### TASK TO COMPLETE
Every line below that mentions the word "ARCHIVES" should be copied out.

### RECORDS TO USE

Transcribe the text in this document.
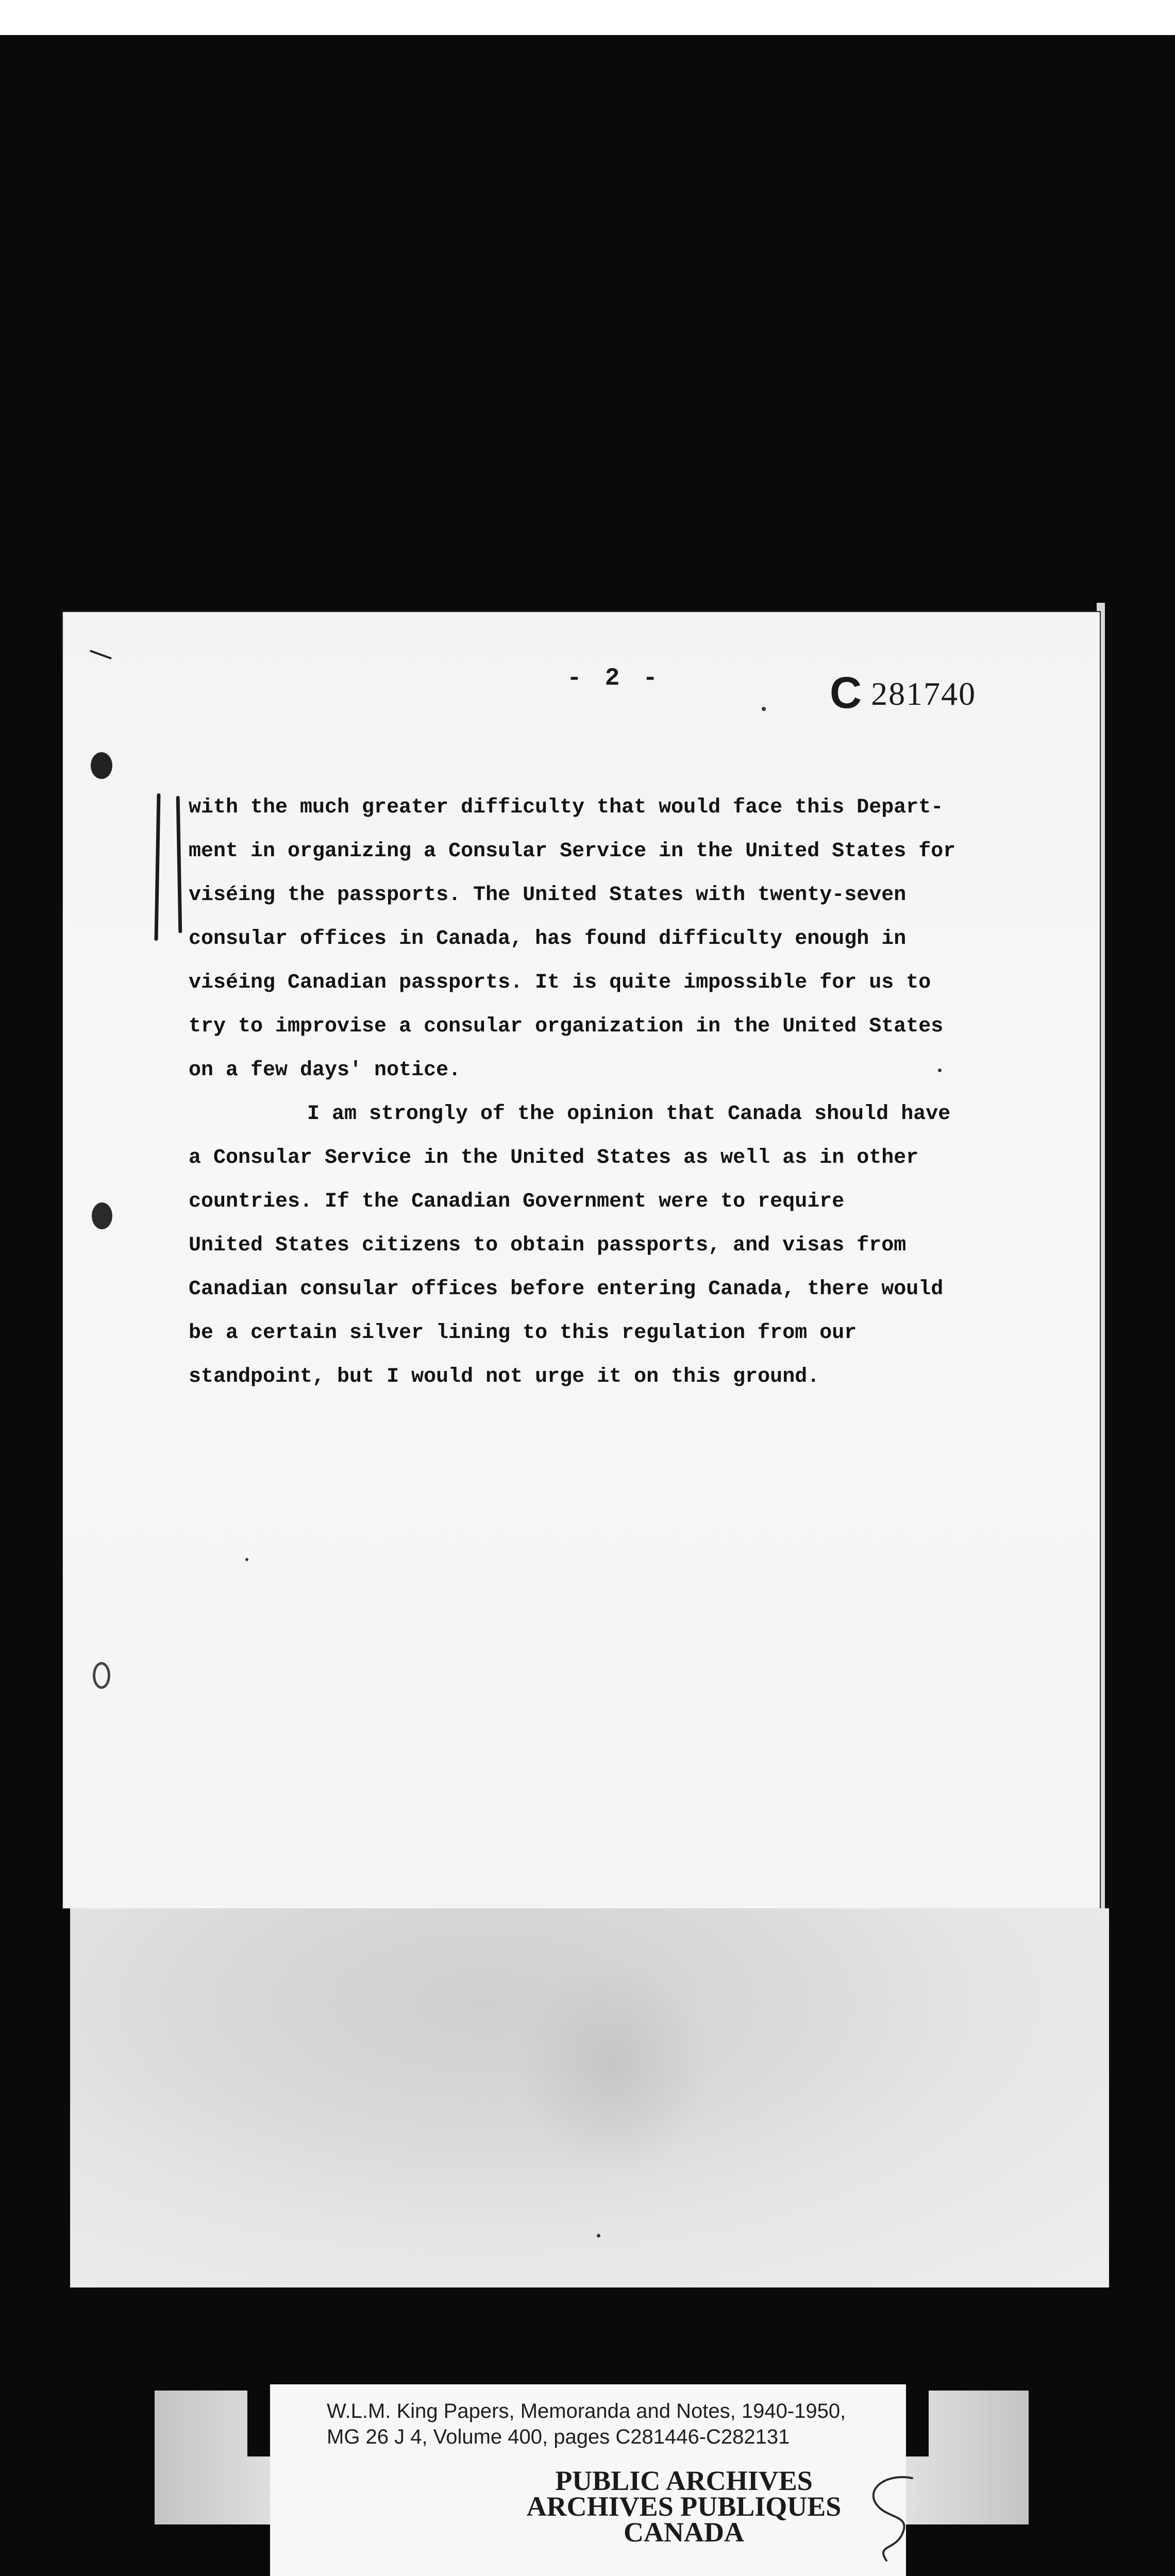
- 2 -	C 281740
with the much greater difficulty that would face this Depart-
ment in organizing a Consular Service in the United States for
viséing the passports. The United States with twenty-seven
consular offices in Canada, has found difficulty enough in
viséing Canadian passports. It is quite impossible for us to
try to improvise a consular organization in the United States
on a few days' notice.
I am strongly of the opinion that Canada should have
a Consular Service in the United States as well as in other
countries. If the Canadian Government were to require
United States citizens to obtain passports, and visas from
Canadian consular offices before entering Canada, there would
be a certain silver lining to this regulation from our
standpoint, but I would not urge it on this ground.
W.L.M. King Papers, Memoranda and Notes, 1940-1950,
MG 26 J 4, Volume 400, pages C281446-C282131
PUBLIC ARCHIVES
ARCHIVES PUBLIQUES
CANADA
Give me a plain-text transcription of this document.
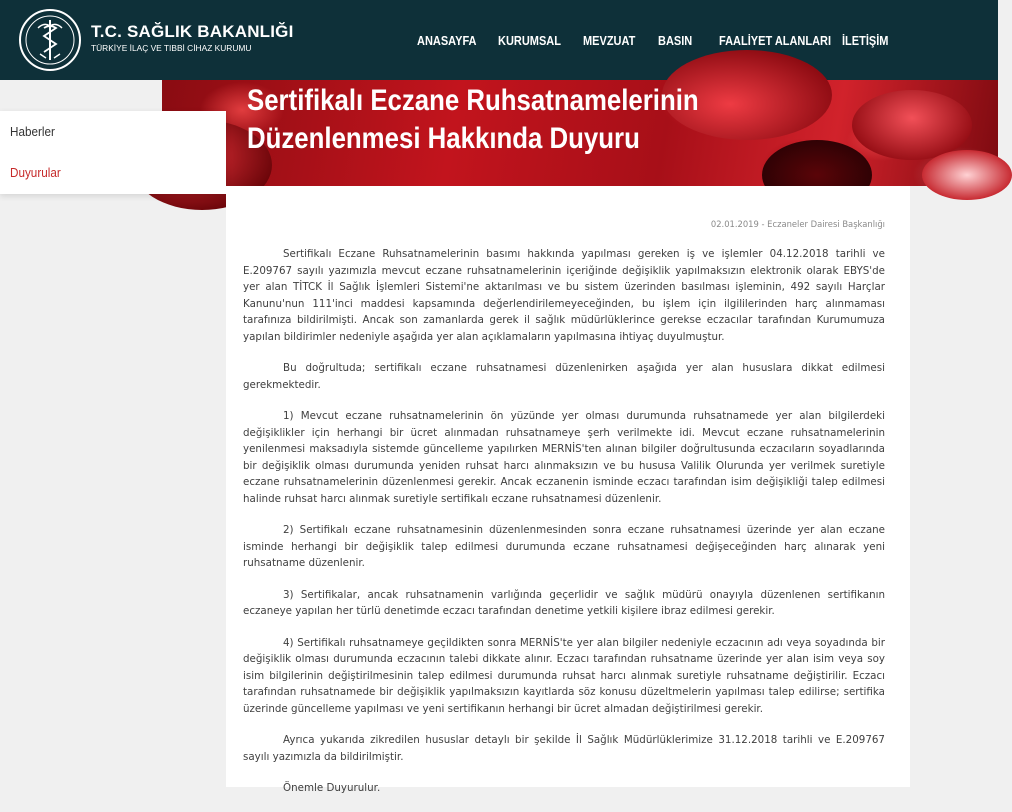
T.C. SAĞLIK BAKANLIĞI
TÜRKİYE İLAÇ VE TIBBİ CİHAZ KURUMU	ANASAYFA KURUMSAL MEVZUAT BASIN FAALİYET ALANLARI İLETİŞİM
Sertifikalı Eczane Ruhsatnamelerinin Düzenlenmesi Hakkında Duyuru
Haberler
Duyurular
02.01.2019 - Eczaneler Dairesi Başkanlığı

Sertifikalı Eczane Ruhsatnamelerinin basımı hakkında yapılması gereken iş ve işlemler 04.12.2018 tarihli ve E.209767 sayılı yazımızla mevcut eczane ruhsatnamelerinin içeriğinde değişiklik yapılmaksızın elektronik olarak EBYS'de yer alan TİTCK İl Sağlık İşlemleri Sistemi'ne aktarılması ve bu sistem üzerinden basılması işleminin, 492 sayılı Harçlar Kanunu'nun 111'inci maddesi kapsamında değerlendirilemeyeceğinden, bu işlem için ilgililerinden harç alınmaması tarafınıza bildirilmişti. Ancak son zamanlarda gerek il sağlık müdürlüklerince gerekse eczacılar tarafından Kurumumuza yapılan bildirimler nedeniyle aşağıda yer alan açıklamaların yapılmasına ihtiyaç duyulmuştur.

Bu doğrultuda; sertifikalı eczane ruhsatnamesi düzenlenirken aşağıda yer alan hususlara dikkat edilmesi gerekmektedir.

1) Mevcut eczane ruhsatnamelerinin ön yüzünde yer olması durumunda ruhsatnamede yer alan bilgilerdeki değişiklikler için herhangi bir ücret alınmadan ruhsatnameye şerh verilmekte idi. Mevcut eczane ruhsatnamelerinin yenilenmesi maksadıyla sistemde güncelleme yapılırken MERNİS'ten alınan bilgiler doğrultusunda eczacıların soyadlarında bir değişiklik olması durumunda yeniden ruhsat harcı alınmaksızın ve bu hususa Valilik Olurunda yer verilmek suretiyle eczane ruhsatnamelerinin düzenlenmesi gerekir. Ancak eczanenin isminde eczacı tarafından isim değişikliği talep edilmesi halinde ruhsat harcı alınmak suretiyle sertifikalı eczane ruhsatnamesi düzenlenir.

2) Sertifikalı eczane ruhsatnamesinin düzenlenmesinden sonra eczane ruhsatnamesi üzerinde yer alan eczane isminde herhangi bir değişiklik talep edilmesi durumunda eczane ruhsatnamesi değişeceğinden harç alınarak yeni ruhsatname düzenlenir.

3) Sertifikalar, ancak ruhsatnamenin varlığında geçerlidir ve sağlık müdürü onayıyla düzenlenen sertifikanın eczaneye yapılan her türlü denetimde eczacı tarafından denetime yetkili kişilere ibraz edilmesi gerekir.

4) Sertifikalı ruhsatnameye geçildikten sonra MERNİS'te yer alan bilgiler nedeniyle eczacının adı veya soyadında bir değişiklik olması durumunda eczacının talebi dikkate alınır. Eczacı tarafından ruhsatname üzerinde yer alan isim veya soy isim bilgilerinin değiştirilmesinin talep edilmesi durumunda ruhsat harcı alınmak suretiyle ruhsatname değiştirilir. Eczacı tarafından ruhsatnamede bir değişiklik yapılmaksızın kayıtlarda söz konusu düzeltmelerin yapılması talep edilirse; sertifika üzerinde güncelleme yapılması ve yeni sertifikanın herhangi bir ücret almadan değiştirilmesi gerekir.

Ayrıca yukarıda zikredilen hususlar detaylı bir şekilde İl Sağlık Müdürlüklerimize 31.12.2018 tarihli ve E.209767 sayılı yazımızla da bildirilmiştir.

Önemle Duyurulur.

### RESULT FOR THIS EXERCISE
PUBLIC ARCHIVES
ARCHIVES PUBLIQUES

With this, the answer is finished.